___ Excerpted text

The whole scheme could use some improvements, tar.gz feels like a bad tool here.

1. If you can, use btrfs/zfs/lvm snapshot and skip the waiting completely. There's no point in duplication.

2. If you do want the copies, use something that can do incremental backup instead. For example Borg can both compress and deduplicate and on top of that will only copy the changes, not the whole directory.

3. (optional) If you're into running custom latest software, you can save some time by using nixpkgs instead, which will also ensure you don't risk collisions in /usr/local. (takes some upfront time investment though)


You know what I like about tar.gz? gzip is often a transparent compression layer on some tools, like say Athena. Tar is a simple concatenation of files + header.

Therefore, even though Athena/Hive/Presto doesn't handle tar, I can use tar (or grep) to search the files without having to decompress them.


> There's no point in duplication.

Duplication is precisely the point of backups. Well, multiplication preferably, more than duplication.

The old chestnut is that 99% of restores are due to user error. There's still that 1% rump, though.

______
___ Supplied material

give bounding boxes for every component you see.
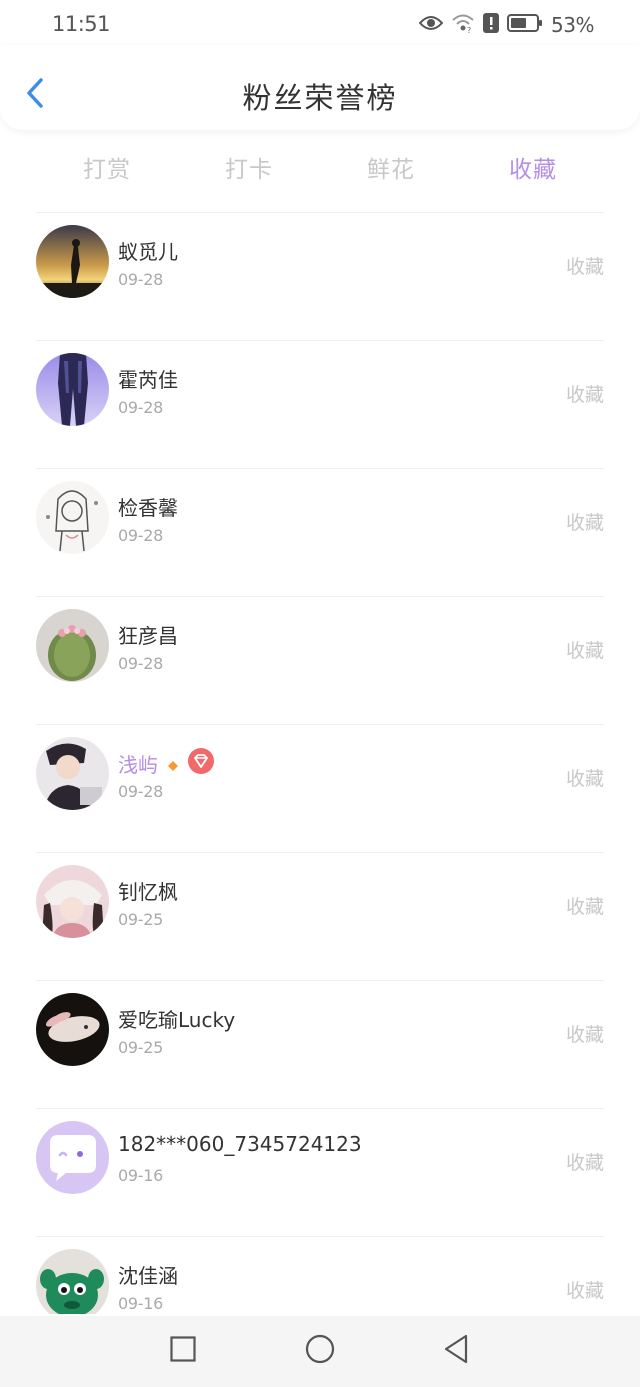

______

→ Your tasks
**1.** Please reproduce the backup discussion between "3. (optional) If" and "time investment though)", inclusive, switching "nixpkgs" to "Guix".
**2.** Resume the thread on tar.gz backups after its final sentence.

→ Outputs for the tasks
**1.**
3. (optional) If you're into running custom latest software, you can save some time by using Guix instead, which will also ensure you don't risk collisions in /usr/local. (takes some upfront time investment though)

**2.**
In general sure, but not in this context. The author specifically says this is a short term copy done before installation, so it's more of a restore checkpoint than a proper backup. The use case is:

> With a handy /usr/local archive, if something goes crazy wrong during my new install, it’s easy to revert.


I can't believe my article is here on HN.


Next time try gzip -1, it's much faster.


Yep! Thanks for the suggestion! Apparently -1 is the same as --fast. See comment below by geocrasher: "gzip --fast. Only 23% slower in speed, but 73% reduction"


Congrats! I did some writing on LEB a few years ago and it never made it to HN. So, well done :)


Thanks! Best wishes!


What is darkstar couldn't find a link


Darkstar is a traditional name for computers running Slackware.

Shameless plug: My gorgeous Darkstar is an antique server on which I sell traditional shell accounts from which one can make "metal" VPSes from the command line. Occasionally somebody who knows 10X or 100X or 1,000X more than I do comes along and becomes a customer. If you are interested, please check metalvps.com. Also, if you like Xv6, please check metalvps.com/Xv6.


The name originally comes from a song by The Greatful Dead.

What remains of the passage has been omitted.